> YOUR TASK: Transcribe all of the records word for word, but omit the pictures.

.....

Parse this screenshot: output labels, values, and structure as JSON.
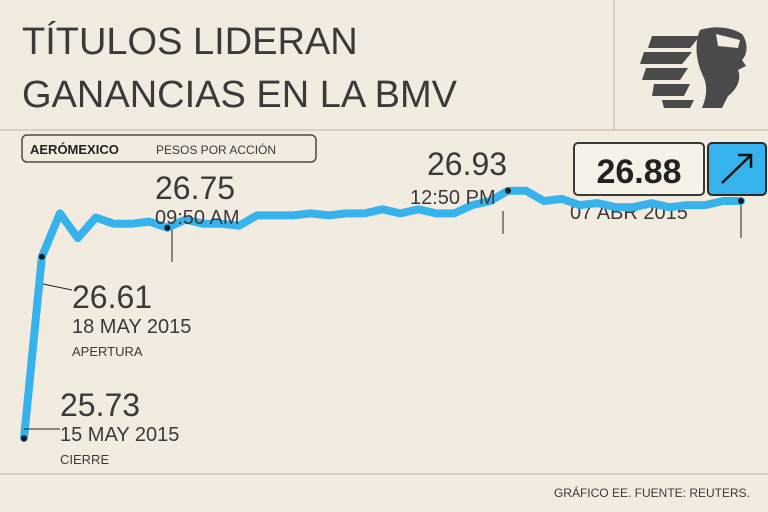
{
  "header": {
    "title_line1": "TÍTULOS LIDERAN",
    "title_line2": "GANANCIAS EN LA BMV",
    "logo_icon": "aeromexico-logo-icon"
  },
  "legend": {
    "brand": "AERÓMEXICO",
    "unit": "PESOS POR ACCIÓN"
  },
  "current": {
    "value": "26.88",
    "date": "07 ABR 2015",
    "arrow_icon": "arrow-up-right-icon"
  },
  "annotations": [
    {
      "value": "25.73",
      "line2": "15 MAY 2015",
      "line3": "CIERRE"
    },
    {
      "value": "26.61",
      "line2": "18 MAY 2015",
      "line3": "APERTURA"
    },
    {
      "value": "26.75",
      "line2": "09:50 AM",
      "line3": ""
    },
    {
      "value": "26.93",
      "line2": "12:50 PM",
      "line3": ""
    }
  ],
  "footer": {
    "source": "GRÁFICO EE. FUENTE: REUTERS."
  },
  "colors": {
    "background": "#f2ebdf",
    "line": "#36b3ec",
    "text": "#3a3a3a",
    "rule": "#cfc6b8"
  },
  "chart_data": {
    "type": "line",
    "series": [
      {
        "x": [
          0,
          1,
          2,
          3,
          4,
          5,
          6,
          7,
          8,
          9,
          10,
          11,
          12,
          13,
          14,
          15,
          16,
          17,
          18,
          19,
          20,
          21,
          22,
          23,
          24,
          25,
          26,
          27,
          28,
          29,
          30,
          31,
          32,
          33,
          34,
          35,
          36,
          37,
          38,
          39,
          40
        ],
        "values": [
          25.73,
          26.61,
          26.82,
          26.7,
          26.8,
          26.77,
          26.77,
          26.78,
          26.75,
          26.79,
          26.77,
          26.77,
          26.76,
          26.81,
          26.81,
          26.81,
          26.82,
          26.81,
          26.82,
          26.82,
          26.84,
          26.82,
          26.84,
          26.82,
          26.82,
          26.86,
          26.88,
          26.93,
          26.93,
          26.88,
          26.89,
          26.86,
          26.87,
          26.85,
          26.85,
          26.87,
          26.85,
          26.86,
          26.86,
          26.88,
          26.88
        ]
      }
    ],
    "ylim": [
      25.6,
      27.2
    ],
    "grid": false
  }
}
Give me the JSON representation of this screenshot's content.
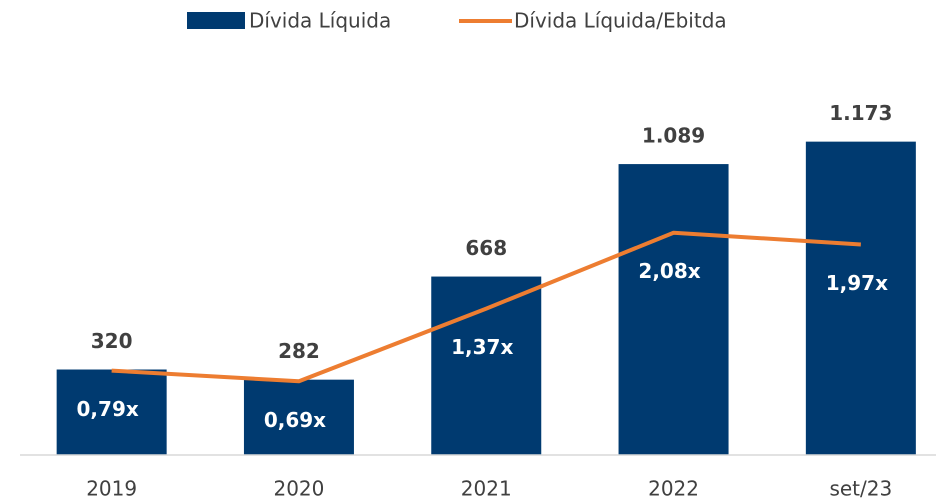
{
  "chart_data": {
    "type": "bar",
    "categories": [
      "2019",
      "2020",
      "2021",
      "2022",
      "set/23"
    ],
    "ylim": [
      0,
      1400
    ],
    "y2lim": [
      0,
      3.5
    ],
    "series": [
      {
        "name": "Dívida Líquida",
        "type": "bar",
        "color": "#003a70",
        "values": [
          320,
          282,
          668,
          1089,
          1173
        ],
        "value_labels": [
          "320",
          "282",
          "668",
          "1.089",
          "1.173"
        ]
      },
      {
        "name": "Dívida Líquida/Ebitda",
        "type": "line",
        "axis": "y2",
        "color": "#ed7d31",
        "values": [
          0.79,
          0.69,
          1.37,
          2.08,
          1.97
        ],
        "value_labels": [
          "0,79x",
          "0,69x",
          "1,37x",
          "2,08x",
          "1,97x"
        ]
      }
    ]
  }
}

.....

> ANSWER FOR THIS EXERCISE:
Parse this screenshot: output labels, values, and structure as JSON.
{
  "header": {
    "title_line1": "TÍTULOS LIDERAN",
    "title_line2": "GANANCIAS EN LA BMV",
    "logo_icon": "aeromexico-logo-icon"
  },
  "legend": {
    "brand": "AERÓMEXICO",
    "unit": "PESOS POR ACCIÓN"
  },
  "current": {
    "value": "26.88",
    "date": "07 ABR 2015",
    "arrow_icon": "arrow-up-right-icon"
  },
  "annotations": [
    {
      "value": "25.73",
      "line2": "15 MAY 2015",
      "line3": "CIERRE"
    },
    {
      "value": "26.61",
      "line2": "18 MAY 2015",
      "line3": "APERTURA"
    },
    {
      "value": "26.75",
      "line2": "09:50 AM",
      "line3": ""
    },
    {
      "value": "26.93",
      "line2": "12:50 PM",
      "line3": ""
    }
  ],
  "footer": {
    "source": "GRÁFICO EE. FUENTE: REUTERS."
  },
  "colors": {
    "background": "#f2ebdf",
    "line": "#36b3ec",
    "text": "#3a3a3a",
    "rule": "#cfc6b8"
  },
  "chart_data": {
    "type": "line",
    "series": [
      {
        "x": [
          0,
          1,
          2,
          3,
          4,
          5,
          6,
          7,
          8,
          9,
          10,
          11,
          12,
          13,
          14,
          15,
          16,
          17,
          18,
          19,
          20,
          21,
          22,
          23,
          24,
          25,
          26,
          27,
          28,
          29,
          30,
          31,
          32,
          33,
          34,
          35,
          36,
          37,
          38,
          39,
          40
        ],
        "values": [
          25.73,
          26.61,
          26.82,
          26.7,
          26.8,
          26.77,
          26.77,
          26.78,
          26.75,
          26.79,
          26.77,
          26.77,
          26.76,
          26.81,
          26.81,
          26.81,
          26.82,
          26.81,
          26.82,
          26.82,
          26.84,
          26.82,
          26.84,
          26.82,
          26.82,
          26.86,
          26.88,
          26.93,
          26.93,
          26.88,
          26.89,
          26.86,
          26.87,
          26.85,
          26.85,
          26.87,
          26.85,
          26.86,
          26.86,
          26.88,
          26.88
        ]
      }
    ],
    "ylim": [
      25.6,
      27.2
    ],
    "grid": false
  }
}
Give me the JSON representation of this screenshot's content.
{
  "chart_data": {
    "type": "bar",
    "categories": [
      "2019",
      "2020",
      "2021",
      "2022",
      "set/23"
    ],
    "ylim": [
      0,
      1400
    ],
    "y2lim": [
      0,
      3.5
    ],
    "series": [
      {
        "name": "Dívida Líquida",
        "type": "bar",
        "color": "#003a70",
        "values": [
          320,
          282,
          668,
          1089,
          1173
        ],
        "value_labels": [
          "320",
          "282",
          "668",
          "1.089",
          "1.173"
        ]
      },
      {
        "name": "Dívida Líquida/Ebitda",
        "type": "line",
        "axis": "y2",
        "color": "#ed7d31",
        "values": [
          0.79,
          0.69,
          1.37,
          2.08,
          1.97
        ],
        "value_labels": [
          "0,79x",
          "0,69x",
          "1,37x",
          "2,08x",
          "1,97x"
        ]
      }
    ]
  }
}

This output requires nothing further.